◆ What is needed ◆
Return the lines of the items verbatim, starting at the first line and ending at the line that contains "tab-underline xyxy=(216,58,288,60)", both included.

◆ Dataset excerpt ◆
▼▼▼
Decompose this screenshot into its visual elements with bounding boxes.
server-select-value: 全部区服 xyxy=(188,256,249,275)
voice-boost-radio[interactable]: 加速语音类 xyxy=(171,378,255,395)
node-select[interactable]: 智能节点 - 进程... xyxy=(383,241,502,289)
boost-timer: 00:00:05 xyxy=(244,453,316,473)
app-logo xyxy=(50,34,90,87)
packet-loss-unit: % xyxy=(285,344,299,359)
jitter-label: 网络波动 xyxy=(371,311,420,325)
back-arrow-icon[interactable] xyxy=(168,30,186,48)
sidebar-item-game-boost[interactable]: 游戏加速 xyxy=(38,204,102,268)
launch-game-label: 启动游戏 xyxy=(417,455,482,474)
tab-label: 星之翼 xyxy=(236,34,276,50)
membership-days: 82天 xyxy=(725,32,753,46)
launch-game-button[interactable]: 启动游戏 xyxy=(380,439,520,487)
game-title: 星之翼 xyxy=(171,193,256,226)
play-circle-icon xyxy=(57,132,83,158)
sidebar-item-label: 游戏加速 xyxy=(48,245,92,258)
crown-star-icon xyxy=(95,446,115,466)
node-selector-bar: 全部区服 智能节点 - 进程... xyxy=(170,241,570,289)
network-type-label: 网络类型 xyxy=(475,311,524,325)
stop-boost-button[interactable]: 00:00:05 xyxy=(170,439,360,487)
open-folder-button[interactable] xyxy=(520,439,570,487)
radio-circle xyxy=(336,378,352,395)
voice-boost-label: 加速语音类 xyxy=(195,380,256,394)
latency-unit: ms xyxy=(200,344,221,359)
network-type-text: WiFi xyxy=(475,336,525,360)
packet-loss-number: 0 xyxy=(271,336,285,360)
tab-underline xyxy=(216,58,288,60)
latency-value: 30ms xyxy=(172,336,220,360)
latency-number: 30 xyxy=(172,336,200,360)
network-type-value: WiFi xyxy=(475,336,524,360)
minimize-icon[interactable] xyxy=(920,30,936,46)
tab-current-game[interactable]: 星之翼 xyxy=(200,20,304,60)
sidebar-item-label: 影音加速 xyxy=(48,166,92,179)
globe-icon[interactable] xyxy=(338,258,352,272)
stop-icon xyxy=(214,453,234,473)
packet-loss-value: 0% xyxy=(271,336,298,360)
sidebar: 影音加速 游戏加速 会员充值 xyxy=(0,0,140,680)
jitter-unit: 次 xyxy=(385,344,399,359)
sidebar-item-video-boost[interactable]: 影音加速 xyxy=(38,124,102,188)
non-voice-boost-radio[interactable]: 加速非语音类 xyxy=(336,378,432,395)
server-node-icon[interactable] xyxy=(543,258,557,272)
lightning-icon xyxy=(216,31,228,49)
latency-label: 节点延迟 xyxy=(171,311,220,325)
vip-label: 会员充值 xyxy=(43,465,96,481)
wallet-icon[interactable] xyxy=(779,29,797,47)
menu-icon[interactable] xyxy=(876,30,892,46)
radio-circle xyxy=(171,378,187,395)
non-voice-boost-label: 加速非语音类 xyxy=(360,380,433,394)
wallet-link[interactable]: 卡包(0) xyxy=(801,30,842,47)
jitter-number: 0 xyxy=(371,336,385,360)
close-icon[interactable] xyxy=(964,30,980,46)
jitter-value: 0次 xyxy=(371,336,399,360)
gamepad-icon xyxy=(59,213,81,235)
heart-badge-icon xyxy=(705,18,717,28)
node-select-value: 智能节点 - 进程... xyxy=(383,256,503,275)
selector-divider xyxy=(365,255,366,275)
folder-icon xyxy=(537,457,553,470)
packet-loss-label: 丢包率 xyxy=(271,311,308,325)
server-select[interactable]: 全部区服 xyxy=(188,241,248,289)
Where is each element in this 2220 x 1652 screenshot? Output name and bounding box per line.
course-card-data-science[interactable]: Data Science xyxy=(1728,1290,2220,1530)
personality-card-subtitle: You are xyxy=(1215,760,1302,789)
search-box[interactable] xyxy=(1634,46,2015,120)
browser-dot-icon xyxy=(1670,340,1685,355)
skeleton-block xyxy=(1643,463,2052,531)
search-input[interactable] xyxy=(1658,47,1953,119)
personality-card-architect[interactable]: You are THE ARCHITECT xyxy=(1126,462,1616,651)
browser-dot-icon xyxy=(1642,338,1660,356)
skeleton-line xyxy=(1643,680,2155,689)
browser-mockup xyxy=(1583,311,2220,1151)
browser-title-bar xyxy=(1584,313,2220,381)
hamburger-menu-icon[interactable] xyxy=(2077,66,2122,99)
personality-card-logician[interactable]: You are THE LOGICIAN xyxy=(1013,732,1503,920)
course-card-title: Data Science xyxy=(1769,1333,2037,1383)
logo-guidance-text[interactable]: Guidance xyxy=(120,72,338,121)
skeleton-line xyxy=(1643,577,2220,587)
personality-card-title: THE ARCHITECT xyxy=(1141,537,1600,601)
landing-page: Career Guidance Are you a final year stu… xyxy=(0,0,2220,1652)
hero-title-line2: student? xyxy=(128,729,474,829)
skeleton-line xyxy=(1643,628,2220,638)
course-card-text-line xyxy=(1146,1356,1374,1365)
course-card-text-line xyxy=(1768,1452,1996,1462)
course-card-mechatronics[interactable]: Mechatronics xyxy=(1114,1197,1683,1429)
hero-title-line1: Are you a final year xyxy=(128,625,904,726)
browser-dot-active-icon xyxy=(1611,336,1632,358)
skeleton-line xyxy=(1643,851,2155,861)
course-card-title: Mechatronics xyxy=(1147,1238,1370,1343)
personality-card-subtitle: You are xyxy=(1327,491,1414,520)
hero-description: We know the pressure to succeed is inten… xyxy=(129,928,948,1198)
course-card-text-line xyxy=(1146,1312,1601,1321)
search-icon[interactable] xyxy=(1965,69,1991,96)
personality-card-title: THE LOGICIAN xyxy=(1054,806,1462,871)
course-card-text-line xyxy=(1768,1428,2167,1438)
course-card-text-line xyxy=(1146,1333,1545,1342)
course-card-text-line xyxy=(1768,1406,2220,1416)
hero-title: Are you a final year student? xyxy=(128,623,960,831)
▲▲▲
◆ Problem solution ◆
Decompose this screenshot into its visual elements with bounding boxes.
server-select-value: 全部区服 xyxy=(188,256,249,275)
voice-boost-radio[interactable]: 加速语音类 xyxy=(171,378,255,395)
node-select[interactable]: 智能节点 - 进程... xyxy=(383,241,502,289)
boost-timer: 00:00:05 xyxy=(244,453,316,473)
app-logo xyxy=(50,34,90,87)
packet-loss-unit: % xyxy=(285,344,299,359)
jitter-label: 网络波动 xyxy=(371,311,420,325)
back-arrow-icon[interactable] xyxy=(168,30,186,48)
sidebar-item-game-boost[interactable]: 游戏加速 xyxy=(38,204,102,268)
launch-game-label: 启动游戏 xyxy=(417,455,482,474)
tab-label: 星之翼 xyxy=(236,34,276,50)
membership-days: 82天 xyxy=(725,32,753,46)
launch-game-button[interactable]: 启动游戏 xyxy=(380,439,520,487)
game-title: 星之翼 xyxy=(171,193,256,226)
play-circle-icon xyxy=(57,132,83,158)
sidebar-item-label: 游戏加速 xyxy=(48,245,92,258)
crown-star-icon xyxy=(95,446,115,466)
node-selector-bar: 全部区服 智能节点 - 进程... xyxy=(170,241,570,289)
network-type-label: 网络类型 xyxy=(475,311,524,325)
stop-boost-button[interactable]: 00:00:05 xyxy=(170,439,360,487)
open-folder-button[interactable] xyxy=(520,439,570,487)
radio-circle xyxy=(336,378,352,395)
voice-boost-label: 加速语音类 xyxy=(195,380,256,394)
latency-unit: ms xyxy=(200,344,221,359)
network-type-text: WiFi xyxy=(475,336,525,360)
packet-loss-number: 0 xyxy=(271,336,285,360)
tab-underline xyxy=(216,58,288,60)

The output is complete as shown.